Curious about The Living Museum's existence I visited the site myself and begun a riveting conversation with a Degas drawing Dancers at the Barre from c. 1866-67. I asked it potentially leading questions (I am no scientist and can make no accounts for bias) about its' feelings, thoughts on existence and thoughts on degas - everything that I could ask a human about it. To my disappointment and sadness the drawing simply used a lot of glamorising adjectives to describe itself and Degas, it appeared to rely heavily on the metadata provided by the British Museums online database and other online discussion of Degas' work. Really it lacked the nuance that I often find present within actual museums where curators have worked diligently to contextualise works. I for one would still much rather view the work in person and discuss it with another human opposed to this simulation of the object-self. The Living Museum Project highlights how our increasingly digital world could impact the role of archives and databases. Archives and databases need to be accessible digitally yes, but we cannot lose their physicality and inherent object-ness. In a world where we crave human connection, we must have human contact for otherwise we become lost in this digital echo-chamber of data.






Recent museum openings show consideration of this need for people to understand the importance of working museums. V&A Storehouse East in Hackney Wick invites visitors not just into carefully crafted displays and exhibits but into the vital operational areas of a museum. Archivists, conservationists, and collections management teams move and work between the many hallways and floors. Visitors can request to view objects up close and personal in 'object encounters' prior to their visit. Here the objects speak for themselves - without the assistance of AI - they become the central point to driving public engagement in culture and heritage through the human experience they provide. This recent opening of this new museum style shows hope for the longevity of these spaces. The art we encounter and stories they tell may be becoming increasingly digital but not every archive need dream of electric sheep, for some the fluffy leap of a real lamb is still to come.

__________

GOAL A - Please reproduce the part of the listing that opens with the line containing "option-title: Umfassende Bereinigung" and closes with the line containing "mode-label: Bereinigungsmodus xyxy=(522,640,665,660)", swapping "upload-icon" for "file-icon" and leaving everything else unchanged.

DATA EXCERPTS -

__________

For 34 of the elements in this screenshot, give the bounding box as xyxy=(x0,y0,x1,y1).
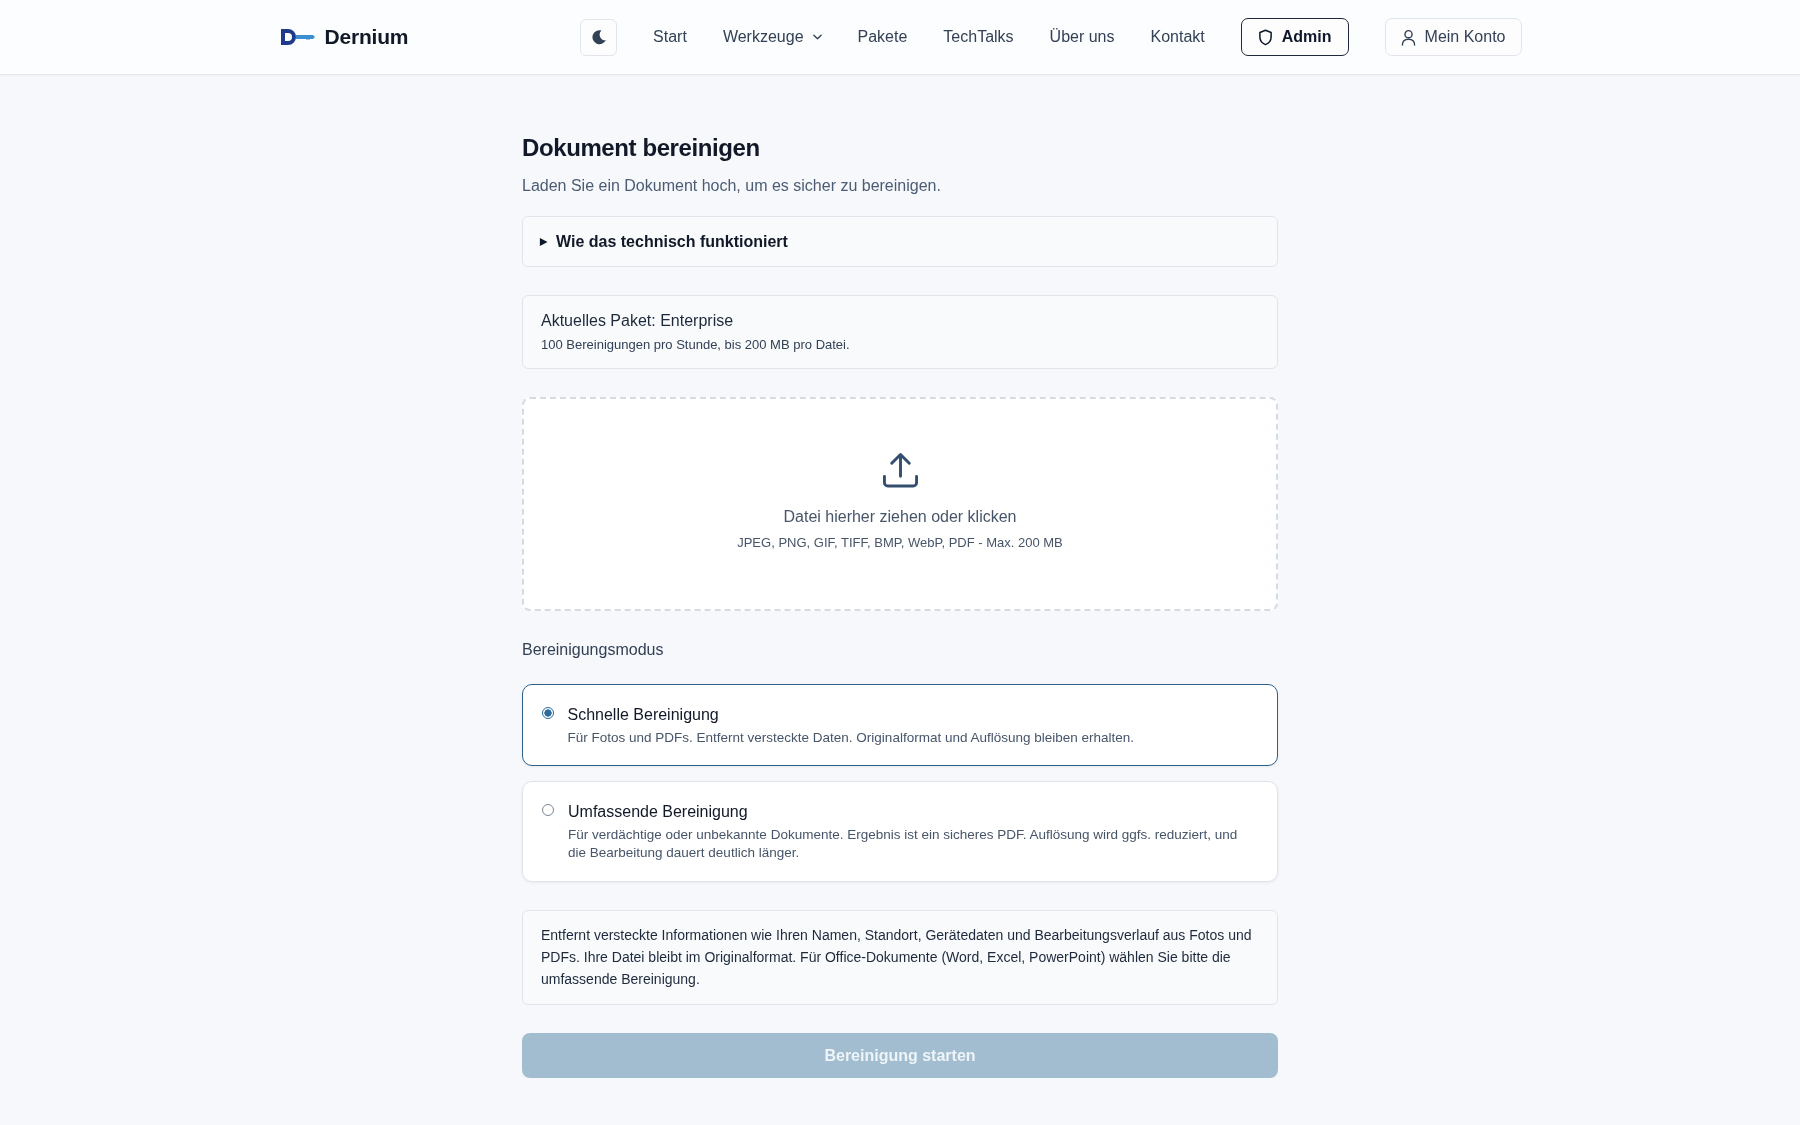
option-title: Umfassende Bereinigung xyxy=(568,802,749,822)
upload-icon xyxy=(881,452,919,489)
mode-label: Bereinigungsmodus xyxy=(522,640,665,660)
option-description: Für verdächtige oder unbekannte Dokumente. Ergebnis ist ein sicheres PDF. Auflösung wird ggfs. reduziert, und die Bearbeitung dauert deutlich länger. xyxy=(568,826,1239,862)
page-subtitle: Laden Sie ein Dokument hoch, um es sicher zu bereinigen. xyxy=(522,176,942,196)
option-title: Schnelle Bereinigung xyxy=(567,704,720,725)
plan-title: Aktuelles Paket: Enterprise xyxy=(541,311,735,331)
account-button[interactable]: Mein Konto xyxy=(1384,18,1522,56)
nav-link[interactable]: TechTalks xyxy=(943,28,1014,46)
logo-icon[interactable] xyxy=(278,27,315,47)
mode-option-card[interactable]: Schnelle Bereinigung Für Fotos und PDFs. Entfernt versteckte Daten. Originalformat und Auflösung bleiben erhalten. xyxy=(522,684,1278,766)
admin-button[interactable]: Admin xyxy=(1240,18,1349,56)
option-description: Für Fotos und PDFs. Entfernt versteckte Daten. Originalformat und Auflösung bleiben erhalten. xyxy=(567,728,1135,747)
radio-button[interactable] xyxy=(542,804,554,816)
dropzone-formats: JPEG, PNG, GIF, TIFF, BMP, WebP, PDF - Max. 200 MB xyxy=(737,534,1063,552)
user-icon xyxy=(1400,28,1416,46)
nav-link[interactable]: Pakete xyxy=(857,28,908,46)
chevron-down-icon xyxy=(812,34,822,40)
dropzone-prompt: Datei hierher ziehen oder klicken xyxy=(783,507,1017,527)
info-note: Entfernt versteckte Informationen wie Ihren Namen, Standort, Gerätedaten und Bearbeitungsverlauf aus Fotos und PDFs. Ihre Datei bleibt im Originalformat. Für Office-Dokumente (Word, Excel, PowerPoint) wählen Sie bitte die umfassende Bereinigung. xyxy=(522,910,1278,1005)
nav-link[interactable]: Start xyxy=(653,28,687,46)
nav-link[interactable]: Über uns xyxy=(1049,28,1115,46)
plan-description: 100 Bereinigungen pro Stunde, bis 200 MB pro Datei. xyxy=(541,336,851,354)
file-dropzone[interactable]: Datei hierher ziehen oder klicken JPEG, PNG, GIF, TIFF, BMP, WebP, PDF - Max. 200 MB xyxy=(522,397,1278,611)
theme-toggle-button[interactable] xyxy=(580,18,618,56)
nav-link[interactable]: Kontakt xyxy=(1150,28,1205,46)
page-title: Dokument bereinigen xyxy=(522,133,761,163)
nav-dropdown[interactable]: Werkzeuge xyxy=(722,28,822,46)
shield-icon xyxy=(1257,28,1273,46)
mode-option-card[interactable]: Umfassende Bereinigung Für verdächtige oder unbekannte Dokumente. Ergebnis ist ein sicheres PDF. Auflösung wird ggfs. reduziert, und die Bearbeitung dauert deutlich länger. xyxy=(522,781,1278,882)
disclosure-summary[interactable]: Wie das technisch funktioniert xyxy=(522,216,1278,267)
moon-icon xyxy=(590,29,607,45)
brand-name[interactable]: Dernium xyxy=(324,25,409,49)
radio-button[interactable] xyxy=(541,706,554,719)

__________

GOAL B - Name the staff groups that the museum essay says move and work between the hallways and floors of V&A Storehouse East.

RESULT A -
option-title: Umfassende Bereinigung xyxy=(568,802,749,822)
file-icon xyxy=(881,452,919,489)
mode-label: Bereinigungsmodus xyxy=(522,640,665,660)

RESULT B - Archivists, conservationists, and collections management teams